Extracted data entries

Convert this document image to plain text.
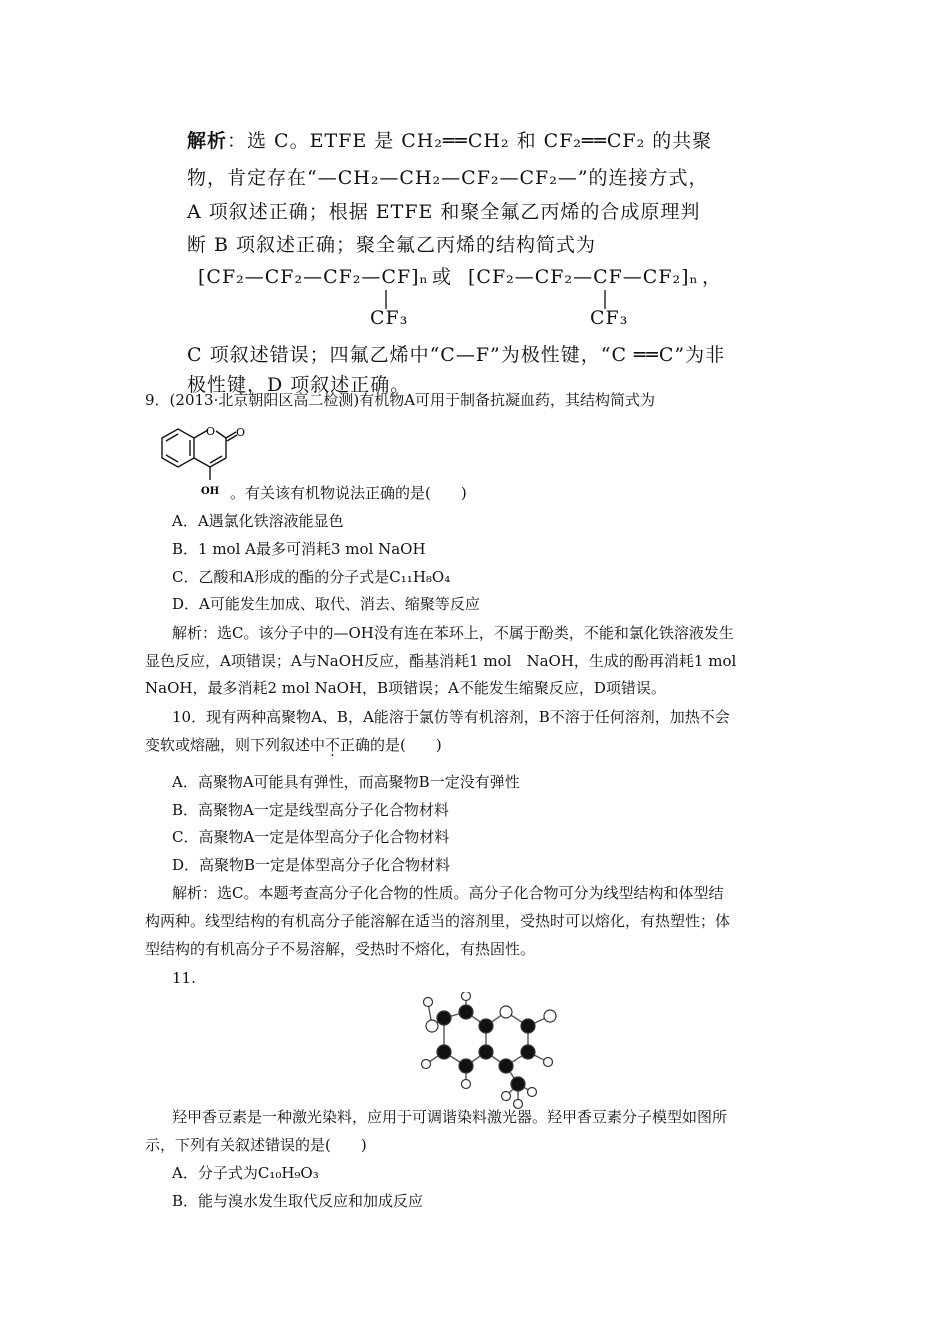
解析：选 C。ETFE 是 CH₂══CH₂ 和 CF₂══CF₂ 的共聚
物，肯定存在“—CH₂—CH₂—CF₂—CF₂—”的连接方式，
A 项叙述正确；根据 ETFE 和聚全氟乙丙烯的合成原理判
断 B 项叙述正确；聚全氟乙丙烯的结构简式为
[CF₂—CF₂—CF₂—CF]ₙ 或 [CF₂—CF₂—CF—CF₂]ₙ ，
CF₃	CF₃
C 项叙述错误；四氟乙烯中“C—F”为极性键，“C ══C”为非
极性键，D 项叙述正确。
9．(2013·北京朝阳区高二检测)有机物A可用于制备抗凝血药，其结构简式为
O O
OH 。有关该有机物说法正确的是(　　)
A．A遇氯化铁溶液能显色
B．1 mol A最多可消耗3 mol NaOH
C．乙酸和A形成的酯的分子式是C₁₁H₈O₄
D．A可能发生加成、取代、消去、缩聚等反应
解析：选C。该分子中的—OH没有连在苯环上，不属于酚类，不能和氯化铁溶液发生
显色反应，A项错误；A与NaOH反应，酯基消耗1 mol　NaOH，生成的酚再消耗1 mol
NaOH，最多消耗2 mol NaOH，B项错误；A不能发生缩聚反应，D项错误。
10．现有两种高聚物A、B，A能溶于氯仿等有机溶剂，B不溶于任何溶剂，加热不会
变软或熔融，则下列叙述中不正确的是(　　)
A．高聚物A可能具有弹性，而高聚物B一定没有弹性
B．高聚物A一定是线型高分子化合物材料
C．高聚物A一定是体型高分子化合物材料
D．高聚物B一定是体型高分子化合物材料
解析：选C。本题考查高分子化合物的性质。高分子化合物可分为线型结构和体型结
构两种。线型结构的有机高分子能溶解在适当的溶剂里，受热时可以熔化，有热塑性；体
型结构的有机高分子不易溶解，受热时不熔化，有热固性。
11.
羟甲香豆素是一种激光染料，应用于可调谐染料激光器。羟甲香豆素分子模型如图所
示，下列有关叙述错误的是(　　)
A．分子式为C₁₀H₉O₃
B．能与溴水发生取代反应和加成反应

--

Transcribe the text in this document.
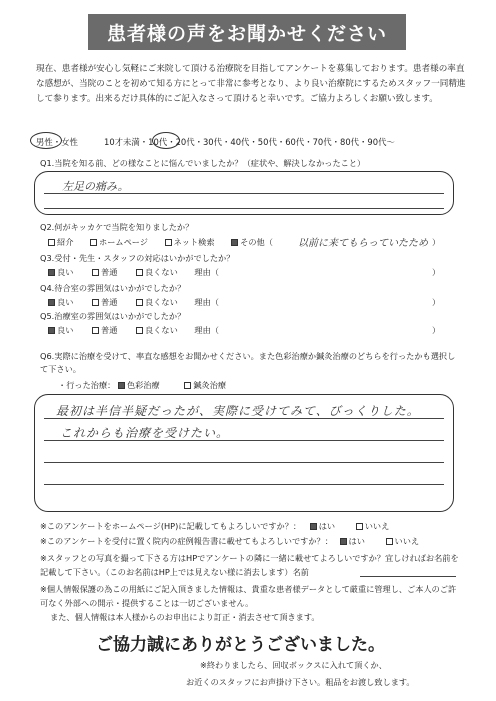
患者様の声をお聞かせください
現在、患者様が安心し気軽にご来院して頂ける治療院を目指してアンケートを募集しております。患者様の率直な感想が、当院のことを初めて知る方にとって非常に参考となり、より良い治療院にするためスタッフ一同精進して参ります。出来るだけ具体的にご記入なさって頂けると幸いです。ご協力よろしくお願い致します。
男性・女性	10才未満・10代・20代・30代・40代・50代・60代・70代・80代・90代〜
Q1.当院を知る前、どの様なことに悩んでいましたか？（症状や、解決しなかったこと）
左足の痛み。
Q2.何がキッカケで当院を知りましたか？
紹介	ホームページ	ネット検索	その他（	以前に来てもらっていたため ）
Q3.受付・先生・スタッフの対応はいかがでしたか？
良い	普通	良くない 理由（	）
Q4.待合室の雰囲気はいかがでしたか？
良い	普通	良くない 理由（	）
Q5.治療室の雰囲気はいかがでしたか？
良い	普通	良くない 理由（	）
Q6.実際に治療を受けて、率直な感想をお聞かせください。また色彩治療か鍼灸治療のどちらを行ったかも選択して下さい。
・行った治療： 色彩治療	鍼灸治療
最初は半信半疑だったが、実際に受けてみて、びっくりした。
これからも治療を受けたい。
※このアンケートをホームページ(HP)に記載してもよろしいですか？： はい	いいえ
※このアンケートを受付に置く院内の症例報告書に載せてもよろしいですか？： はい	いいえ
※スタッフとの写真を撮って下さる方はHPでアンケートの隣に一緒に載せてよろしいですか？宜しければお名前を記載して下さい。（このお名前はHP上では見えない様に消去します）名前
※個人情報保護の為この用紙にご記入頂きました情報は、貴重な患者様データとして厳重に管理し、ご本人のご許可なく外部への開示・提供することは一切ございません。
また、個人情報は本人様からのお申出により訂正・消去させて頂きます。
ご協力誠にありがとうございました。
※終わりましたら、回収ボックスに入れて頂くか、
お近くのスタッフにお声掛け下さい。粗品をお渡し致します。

** Written problem **
List every line in the records above that contains the word "text".

** The response **
Convert this document image to plain text.
Transcribe the text in this document.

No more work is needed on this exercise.